* WRITTEN EXERCISE *
Single out each line with the word "документ" and copy it.

* DATA SECTION *
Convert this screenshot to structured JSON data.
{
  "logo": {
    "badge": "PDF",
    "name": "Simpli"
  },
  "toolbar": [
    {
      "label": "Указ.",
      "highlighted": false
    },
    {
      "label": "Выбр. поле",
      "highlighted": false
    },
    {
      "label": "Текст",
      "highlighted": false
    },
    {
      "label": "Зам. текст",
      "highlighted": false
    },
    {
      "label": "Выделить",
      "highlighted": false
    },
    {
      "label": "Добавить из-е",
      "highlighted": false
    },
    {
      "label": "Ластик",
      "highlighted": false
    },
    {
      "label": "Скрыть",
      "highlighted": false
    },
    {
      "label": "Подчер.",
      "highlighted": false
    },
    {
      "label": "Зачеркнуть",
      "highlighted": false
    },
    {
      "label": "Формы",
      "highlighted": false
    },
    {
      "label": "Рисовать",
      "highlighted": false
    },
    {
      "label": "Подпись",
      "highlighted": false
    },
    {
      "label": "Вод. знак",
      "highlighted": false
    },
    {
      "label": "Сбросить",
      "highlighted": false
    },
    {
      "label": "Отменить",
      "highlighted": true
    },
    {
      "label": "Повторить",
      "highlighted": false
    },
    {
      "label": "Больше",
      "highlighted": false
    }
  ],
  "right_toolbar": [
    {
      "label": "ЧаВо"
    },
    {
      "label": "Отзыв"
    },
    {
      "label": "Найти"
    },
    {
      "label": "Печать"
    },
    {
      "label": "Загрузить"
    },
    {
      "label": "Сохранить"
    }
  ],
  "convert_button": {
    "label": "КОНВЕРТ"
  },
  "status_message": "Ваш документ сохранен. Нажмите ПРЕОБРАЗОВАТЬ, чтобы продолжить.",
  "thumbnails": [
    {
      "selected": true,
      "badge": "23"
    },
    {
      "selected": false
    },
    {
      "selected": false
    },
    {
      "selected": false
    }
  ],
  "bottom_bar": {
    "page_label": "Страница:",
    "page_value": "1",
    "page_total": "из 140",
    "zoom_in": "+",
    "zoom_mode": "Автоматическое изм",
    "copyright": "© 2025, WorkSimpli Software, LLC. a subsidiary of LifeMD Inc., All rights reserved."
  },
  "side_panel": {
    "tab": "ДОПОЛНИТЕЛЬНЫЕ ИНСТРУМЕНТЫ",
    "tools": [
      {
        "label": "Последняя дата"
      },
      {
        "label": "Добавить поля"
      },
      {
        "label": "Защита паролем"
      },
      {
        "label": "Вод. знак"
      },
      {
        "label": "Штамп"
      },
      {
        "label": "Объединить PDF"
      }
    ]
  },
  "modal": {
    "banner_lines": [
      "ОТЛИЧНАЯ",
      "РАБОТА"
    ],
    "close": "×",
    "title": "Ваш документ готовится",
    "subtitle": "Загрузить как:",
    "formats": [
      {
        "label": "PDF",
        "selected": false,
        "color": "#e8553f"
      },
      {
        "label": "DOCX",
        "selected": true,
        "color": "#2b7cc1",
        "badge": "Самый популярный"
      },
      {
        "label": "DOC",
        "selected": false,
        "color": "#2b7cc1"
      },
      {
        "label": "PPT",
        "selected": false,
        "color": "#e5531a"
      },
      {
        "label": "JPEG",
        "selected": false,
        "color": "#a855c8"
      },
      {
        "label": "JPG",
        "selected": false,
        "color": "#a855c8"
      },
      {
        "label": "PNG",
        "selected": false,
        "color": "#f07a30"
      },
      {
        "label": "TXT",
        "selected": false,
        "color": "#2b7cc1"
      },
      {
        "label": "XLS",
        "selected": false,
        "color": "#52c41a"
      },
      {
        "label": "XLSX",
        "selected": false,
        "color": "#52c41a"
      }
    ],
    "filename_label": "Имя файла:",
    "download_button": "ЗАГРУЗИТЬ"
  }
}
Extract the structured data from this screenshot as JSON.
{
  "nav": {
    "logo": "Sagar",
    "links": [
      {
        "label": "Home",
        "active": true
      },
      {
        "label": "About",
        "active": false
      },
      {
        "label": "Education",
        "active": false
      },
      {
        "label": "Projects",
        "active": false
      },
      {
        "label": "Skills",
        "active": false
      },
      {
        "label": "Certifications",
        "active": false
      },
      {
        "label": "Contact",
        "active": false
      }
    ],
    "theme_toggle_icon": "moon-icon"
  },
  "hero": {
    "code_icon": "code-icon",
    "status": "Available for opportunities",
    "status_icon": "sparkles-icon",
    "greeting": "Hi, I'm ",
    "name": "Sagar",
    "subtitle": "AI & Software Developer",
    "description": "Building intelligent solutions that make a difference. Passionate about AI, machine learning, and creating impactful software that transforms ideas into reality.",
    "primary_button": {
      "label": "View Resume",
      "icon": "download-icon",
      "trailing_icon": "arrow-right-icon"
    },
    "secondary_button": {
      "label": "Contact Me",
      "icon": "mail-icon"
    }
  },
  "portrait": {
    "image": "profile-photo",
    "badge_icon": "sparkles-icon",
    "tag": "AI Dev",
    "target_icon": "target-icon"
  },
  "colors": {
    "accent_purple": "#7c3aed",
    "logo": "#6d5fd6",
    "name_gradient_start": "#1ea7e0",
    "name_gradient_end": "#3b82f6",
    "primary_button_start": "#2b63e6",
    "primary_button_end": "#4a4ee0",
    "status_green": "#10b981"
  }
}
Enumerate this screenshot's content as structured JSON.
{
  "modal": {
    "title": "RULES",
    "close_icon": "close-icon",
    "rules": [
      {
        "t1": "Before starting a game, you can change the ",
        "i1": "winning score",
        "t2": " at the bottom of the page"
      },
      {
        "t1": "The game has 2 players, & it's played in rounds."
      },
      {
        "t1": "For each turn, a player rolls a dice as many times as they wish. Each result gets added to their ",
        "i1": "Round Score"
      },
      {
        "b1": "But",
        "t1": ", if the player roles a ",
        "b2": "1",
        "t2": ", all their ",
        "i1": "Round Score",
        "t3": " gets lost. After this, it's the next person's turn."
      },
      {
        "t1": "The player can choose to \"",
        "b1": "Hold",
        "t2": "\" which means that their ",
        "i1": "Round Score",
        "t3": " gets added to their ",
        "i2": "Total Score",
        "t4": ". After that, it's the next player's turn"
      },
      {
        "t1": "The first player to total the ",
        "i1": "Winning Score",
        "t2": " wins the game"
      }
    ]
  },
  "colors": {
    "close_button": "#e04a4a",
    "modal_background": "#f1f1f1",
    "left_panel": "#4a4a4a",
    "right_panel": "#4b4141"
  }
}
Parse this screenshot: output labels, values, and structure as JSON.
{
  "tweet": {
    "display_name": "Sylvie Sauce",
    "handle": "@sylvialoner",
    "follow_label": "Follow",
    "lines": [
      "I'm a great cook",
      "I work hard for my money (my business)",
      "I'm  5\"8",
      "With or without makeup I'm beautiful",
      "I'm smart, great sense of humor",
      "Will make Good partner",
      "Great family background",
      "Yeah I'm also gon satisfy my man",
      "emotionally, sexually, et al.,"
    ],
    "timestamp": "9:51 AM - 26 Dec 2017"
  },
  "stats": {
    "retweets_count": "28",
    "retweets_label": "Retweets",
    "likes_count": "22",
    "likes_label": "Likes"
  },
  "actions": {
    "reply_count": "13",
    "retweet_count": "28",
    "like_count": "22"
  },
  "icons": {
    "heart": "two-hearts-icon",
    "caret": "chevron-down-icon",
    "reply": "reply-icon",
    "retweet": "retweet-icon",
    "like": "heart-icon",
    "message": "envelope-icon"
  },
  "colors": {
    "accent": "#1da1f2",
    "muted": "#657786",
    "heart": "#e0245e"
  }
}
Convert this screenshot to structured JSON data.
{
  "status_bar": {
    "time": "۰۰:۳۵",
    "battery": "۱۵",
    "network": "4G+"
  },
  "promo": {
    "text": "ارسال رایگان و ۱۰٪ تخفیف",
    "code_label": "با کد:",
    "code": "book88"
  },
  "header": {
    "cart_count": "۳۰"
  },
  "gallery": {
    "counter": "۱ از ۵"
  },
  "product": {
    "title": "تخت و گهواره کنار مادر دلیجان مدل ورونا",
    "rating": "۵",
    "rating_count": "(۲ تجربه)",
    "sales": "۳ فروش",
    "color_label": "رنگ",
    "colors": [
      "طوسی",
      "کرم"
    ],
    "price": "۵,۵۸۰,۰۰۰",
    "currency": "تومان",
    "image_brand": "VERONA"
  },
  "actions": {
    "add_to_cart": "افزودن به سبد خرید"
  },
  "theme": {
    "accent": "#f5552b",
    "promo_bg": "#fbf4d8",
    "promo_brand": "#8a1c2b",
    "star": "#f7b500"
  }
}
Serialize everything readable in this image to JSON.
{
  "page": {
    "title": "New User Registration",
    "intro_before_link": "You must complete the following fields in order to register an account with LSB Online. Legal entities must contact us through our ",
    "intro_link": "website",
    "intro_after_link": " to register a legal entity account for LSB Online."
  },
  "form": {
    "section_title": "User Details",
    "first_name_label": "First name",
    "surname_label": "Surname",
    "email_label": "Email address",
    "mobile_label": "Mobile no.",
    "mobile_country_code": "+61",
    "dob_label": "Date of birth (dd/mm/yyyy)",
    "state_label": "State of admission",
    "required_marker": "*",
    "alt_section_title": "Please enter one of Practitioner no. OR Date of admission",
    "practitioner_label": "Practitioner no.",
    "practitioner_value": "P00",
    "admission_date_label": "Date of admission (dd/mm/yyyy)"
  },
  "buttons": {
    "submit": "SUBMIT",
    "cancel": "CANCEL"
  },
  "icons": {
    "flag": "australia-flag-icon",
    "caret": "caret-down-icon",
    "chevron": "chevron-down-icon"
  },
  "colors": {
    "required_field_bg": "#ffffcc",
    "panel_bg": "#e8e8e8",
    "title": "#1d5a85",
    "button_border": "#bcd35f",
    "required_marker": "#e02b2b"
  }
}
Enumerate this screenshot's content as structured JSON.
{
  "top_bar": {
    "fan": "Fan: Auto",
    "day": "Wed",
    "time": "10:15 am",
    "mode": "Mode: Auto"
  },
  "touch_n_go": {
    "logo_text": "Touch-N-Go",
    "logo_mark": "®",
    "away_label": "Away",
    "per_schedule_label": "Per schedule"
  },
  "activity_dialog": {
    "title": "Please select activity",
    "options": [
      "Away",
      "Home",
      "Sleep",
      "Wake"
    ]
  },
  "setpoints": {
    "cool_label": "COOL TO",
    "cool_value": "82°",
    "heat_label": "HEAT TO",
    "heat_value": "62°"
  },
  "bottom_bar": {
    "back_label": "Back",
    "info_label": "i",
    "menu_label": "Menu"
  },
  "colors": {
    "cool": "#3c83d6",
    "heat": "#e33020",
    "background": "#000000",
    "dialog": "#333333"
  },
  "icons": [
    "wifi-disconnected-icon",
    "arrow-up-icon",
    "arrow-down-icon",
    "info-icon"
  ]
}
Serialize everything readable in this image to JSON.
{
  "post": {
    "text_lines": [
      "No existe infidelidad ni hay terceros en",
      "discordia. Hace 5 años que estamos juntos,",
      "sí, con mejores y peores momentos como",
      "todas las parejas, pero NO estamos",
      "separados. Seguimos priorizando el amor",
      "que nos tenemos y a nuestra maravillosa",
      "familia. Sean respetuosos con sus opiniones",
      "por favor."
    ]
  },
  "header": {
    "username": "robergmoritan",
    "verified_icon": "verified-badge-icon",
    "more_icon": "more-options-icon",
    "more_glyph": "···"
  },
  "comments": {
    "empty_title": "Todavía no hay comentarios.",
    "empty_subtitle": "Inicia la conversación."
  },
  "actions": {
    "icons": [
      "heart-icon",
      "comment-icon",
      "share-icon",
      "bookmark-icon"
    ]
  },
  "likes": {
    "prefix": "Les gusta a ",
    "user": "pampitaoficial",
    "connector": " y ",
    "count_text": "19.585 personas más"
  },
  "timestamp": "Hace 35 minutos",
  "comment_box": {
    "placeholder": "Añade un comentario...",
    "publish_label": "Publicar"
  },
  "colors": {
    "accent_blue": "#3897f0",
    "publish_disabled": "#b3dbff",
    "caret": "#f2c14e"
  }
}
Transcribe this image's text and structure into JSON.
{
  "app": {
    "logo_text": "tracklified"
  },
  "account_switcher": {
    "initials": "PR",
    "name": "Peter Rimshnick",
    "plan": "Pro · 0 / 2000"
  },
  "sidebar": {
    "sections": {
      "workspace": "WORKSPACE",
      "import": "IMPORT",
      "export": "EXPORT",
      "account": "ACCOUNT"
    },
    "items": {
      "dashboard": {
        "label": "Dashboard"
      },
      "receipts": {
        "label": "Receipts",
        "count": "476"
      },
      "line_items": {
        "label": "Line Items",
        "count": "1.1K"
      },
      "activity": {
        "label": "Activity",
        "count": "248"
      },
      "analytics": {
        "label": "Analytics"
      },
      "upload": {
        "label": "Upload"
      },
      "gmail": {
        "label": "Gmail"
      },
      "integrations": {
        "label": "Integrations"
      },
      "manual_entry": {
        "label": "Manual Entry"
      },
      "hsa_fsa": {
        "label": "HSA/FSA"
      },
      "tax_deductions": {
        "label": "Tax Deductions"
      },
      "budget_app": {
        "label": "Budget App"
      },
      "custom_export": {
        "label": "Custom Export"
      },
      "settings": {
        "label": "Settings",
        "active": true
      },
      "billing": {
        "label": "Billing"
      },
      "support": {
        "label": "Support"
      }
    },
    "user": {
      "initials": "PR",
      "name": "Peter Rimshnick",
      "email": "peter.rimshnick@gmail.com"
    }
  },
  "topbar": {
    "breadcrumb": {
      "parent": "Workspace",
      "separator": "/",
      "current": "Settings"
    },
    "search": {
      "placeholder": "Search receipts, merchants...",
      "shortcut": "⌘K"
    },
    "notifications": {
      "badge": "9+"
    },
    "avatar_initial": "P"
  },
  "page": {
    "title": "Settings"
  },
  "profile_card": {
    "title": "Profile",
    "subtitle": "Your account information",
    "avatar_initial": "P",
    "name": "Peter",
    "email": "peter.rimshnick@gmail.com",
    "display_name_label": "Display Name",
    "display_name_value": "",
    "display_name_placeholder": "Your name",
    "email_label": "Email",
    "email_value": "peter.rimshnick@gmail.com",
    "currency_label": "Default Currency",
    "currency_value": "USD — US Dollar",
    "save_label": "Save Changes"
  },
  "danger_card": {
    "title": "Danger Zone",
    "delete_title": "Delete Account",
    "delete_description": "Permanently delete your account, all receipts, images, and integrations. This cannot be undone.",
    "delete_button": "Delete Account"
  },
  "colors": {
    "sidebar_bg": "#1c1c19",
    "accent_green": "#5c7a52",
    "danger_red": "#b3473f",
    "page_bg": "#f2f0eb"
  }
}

* REPLY TO THE TASK *
  "status_message": "Ваш документ сохранен. Нажмите ПРЕОБРАЗОВАТЬ, чтобы продолжить.",
    "title": "Ваш документ готовится",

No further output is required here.